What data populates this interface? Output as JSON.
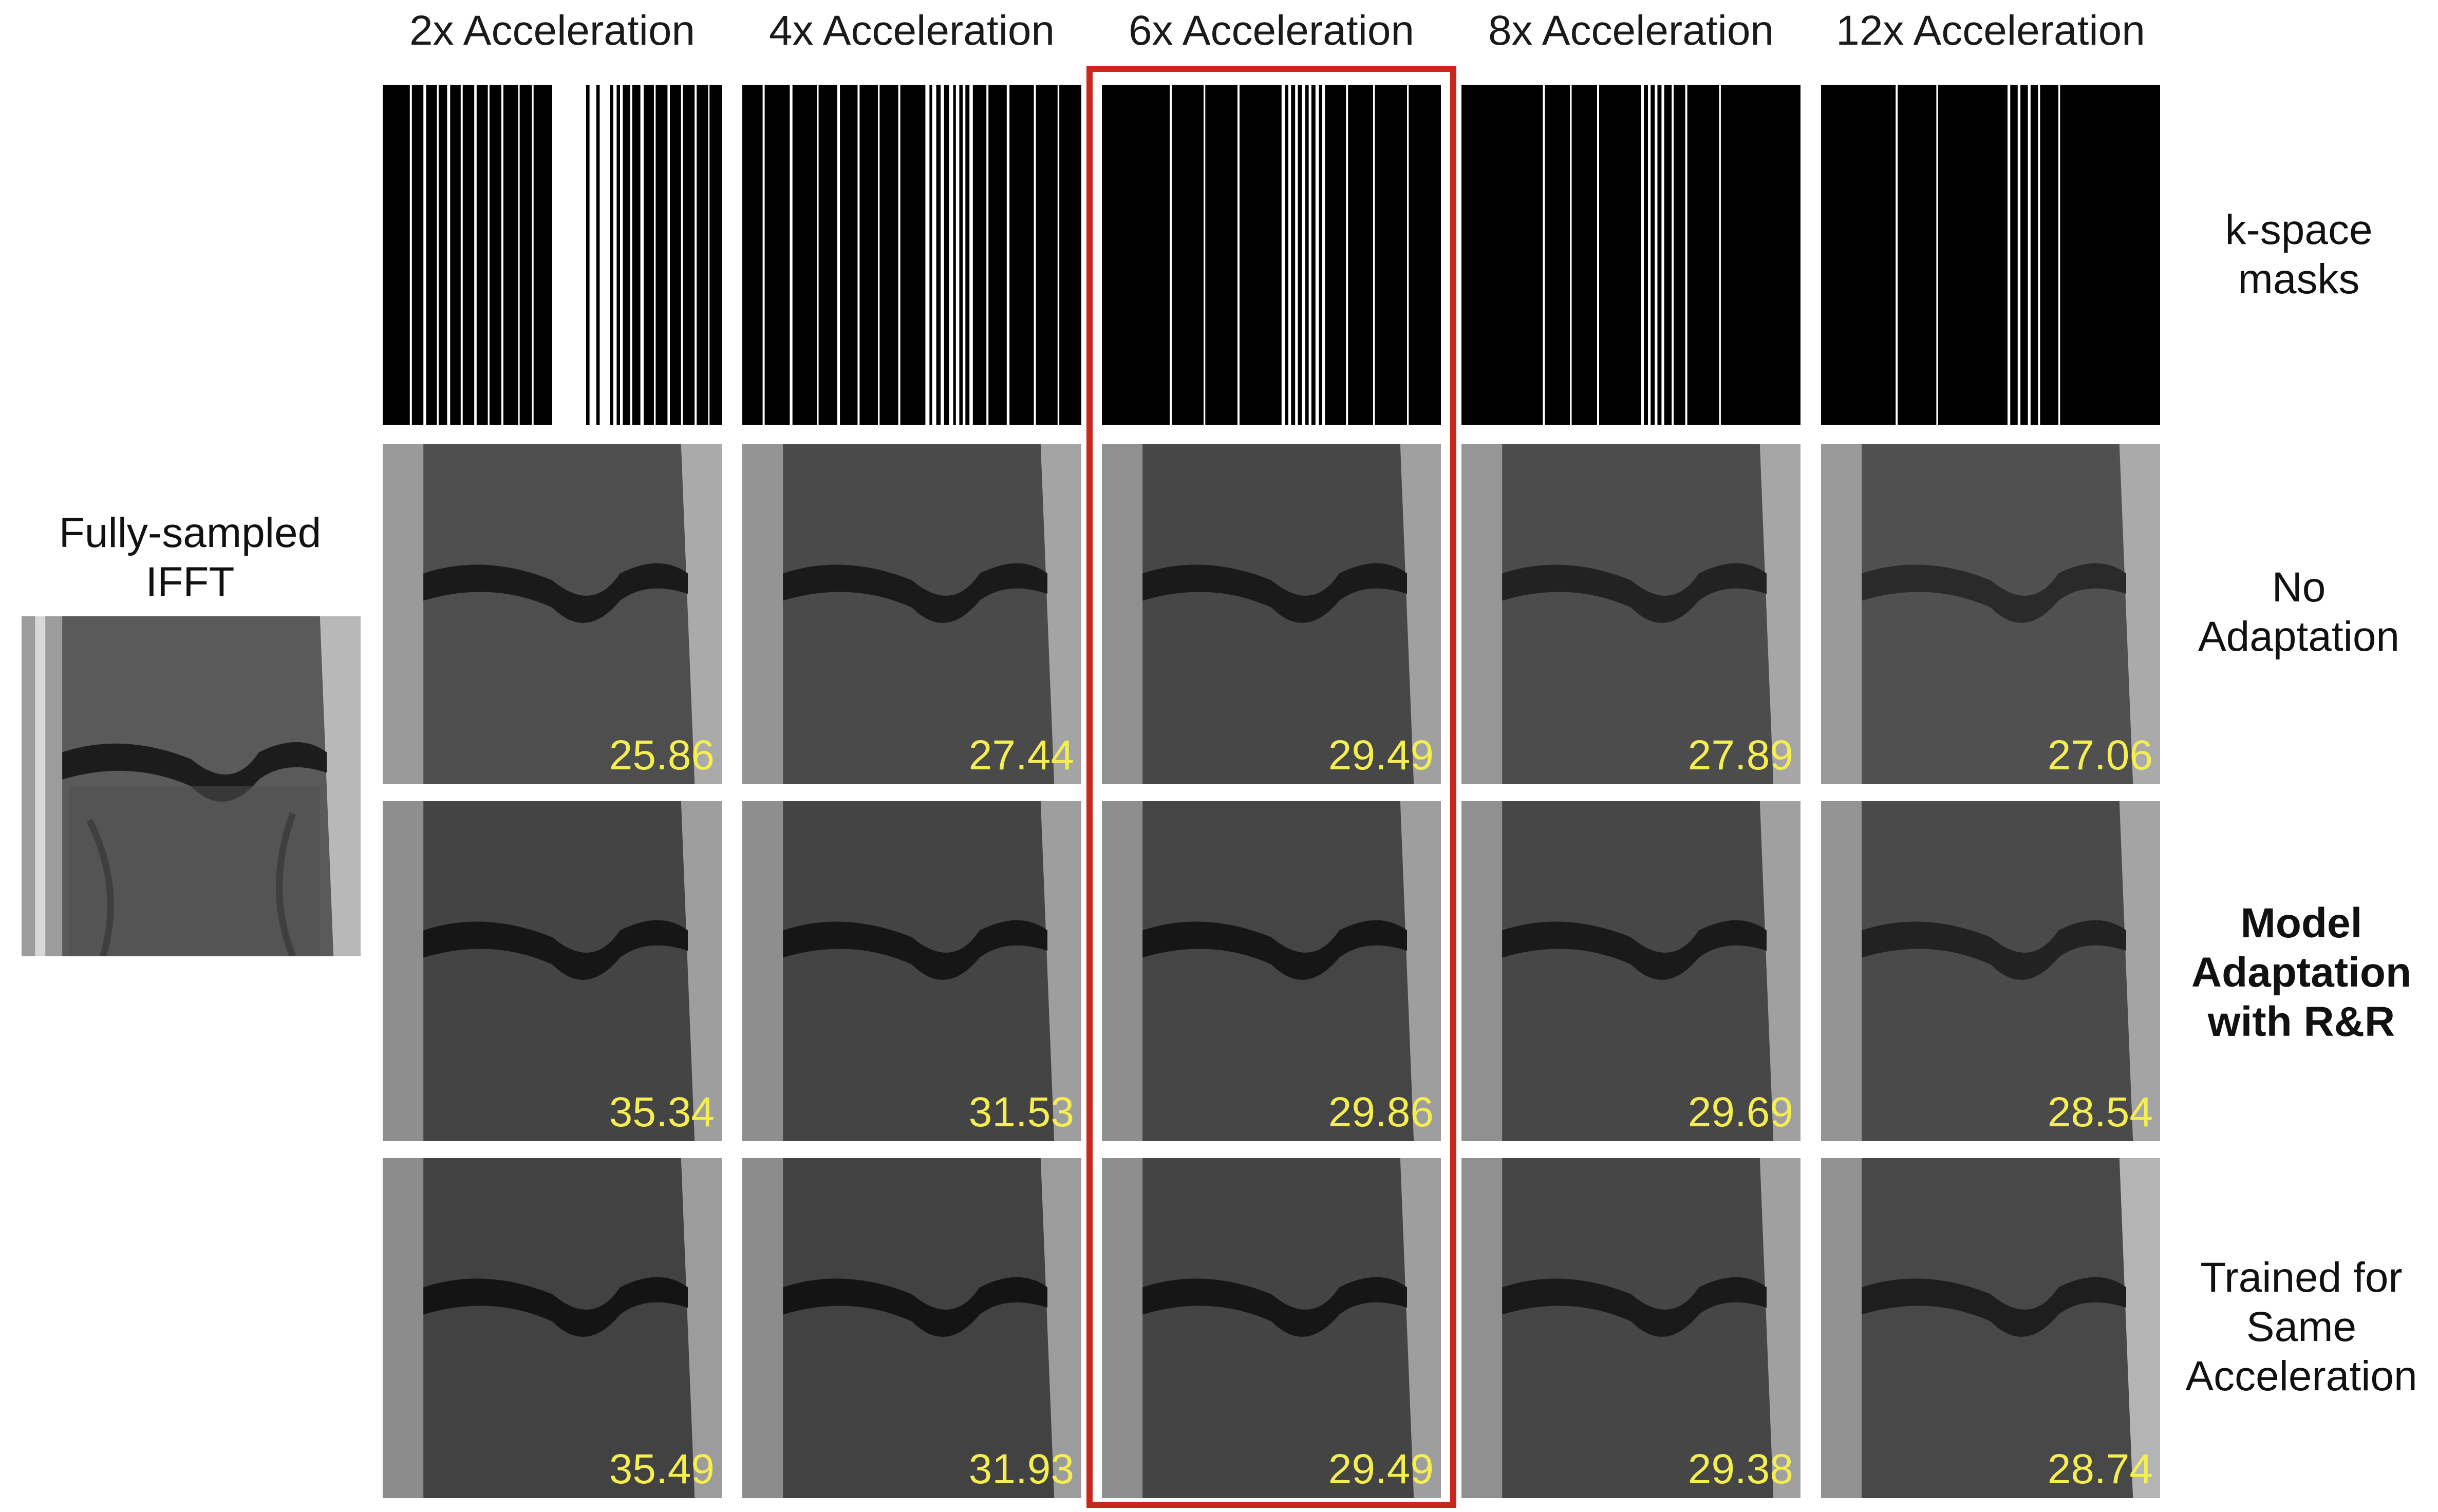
{
  "reference": {
    "label_line1": "Fully-sampled",
    "label_line2": "IFFT"
  },
  "columns": [
    {
      "header": "2x Acceleration"
    },
    {
      "header": "4x Acceleration"
    },
    {
      "header": "6x Acceleration"
    },
    {
      "header": "8x Acceleration"
    },
    {
      "header": "12x Acceleration"
    }
  ],
  "rows": {
    "masks": {
      "label_line1": "k-space",
      "label_line2": "masks"
    },
    "no_adaptation": {
      "label_line1": "No",
      "label_line2": "Adaptation",
      "psnr": [
        "25.86",
        "27.44",
        "29.49",
        "27.89",
        "27.06"
      ]
    },
    "model_adaptation": {
      "label_line1": "Model",
      "label_line2": "Adaptation",
      "label_line3": "with R&R",
      "psnr": [
        "35.34",
        "31.53",
        "29.86",
        "29.69",
        "28.54"
      ]
    },
    "trained_same": {
      "label_line1": "Trained for",
      "label_line2": "Same",
      "label_line3": "Acceleration",
      "psnr": [
        "35.49",
        "31.93",
        "29.49",
        "29.38",
        "28.74"
      ]
    }
  },
  "highlighted_column": "6x Acceleration",
  "colors": {
    "highlight_box": "#c8281c",
    "psnr_text": "#f4ee52",
    "mask_background": "#000000",
    "mask_lines": "#ffffff"
  }
}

·····

§ **What you are asked to do**
Track down all lines above with the string "header" and copy them.

§ **Answer in full**
      "header": "2x Acceleration"
      "header": "4x Acceleration"
      "header": "6x Acceleration"
      "header": "8x Acceleration"
      "header": "12x Acceleration"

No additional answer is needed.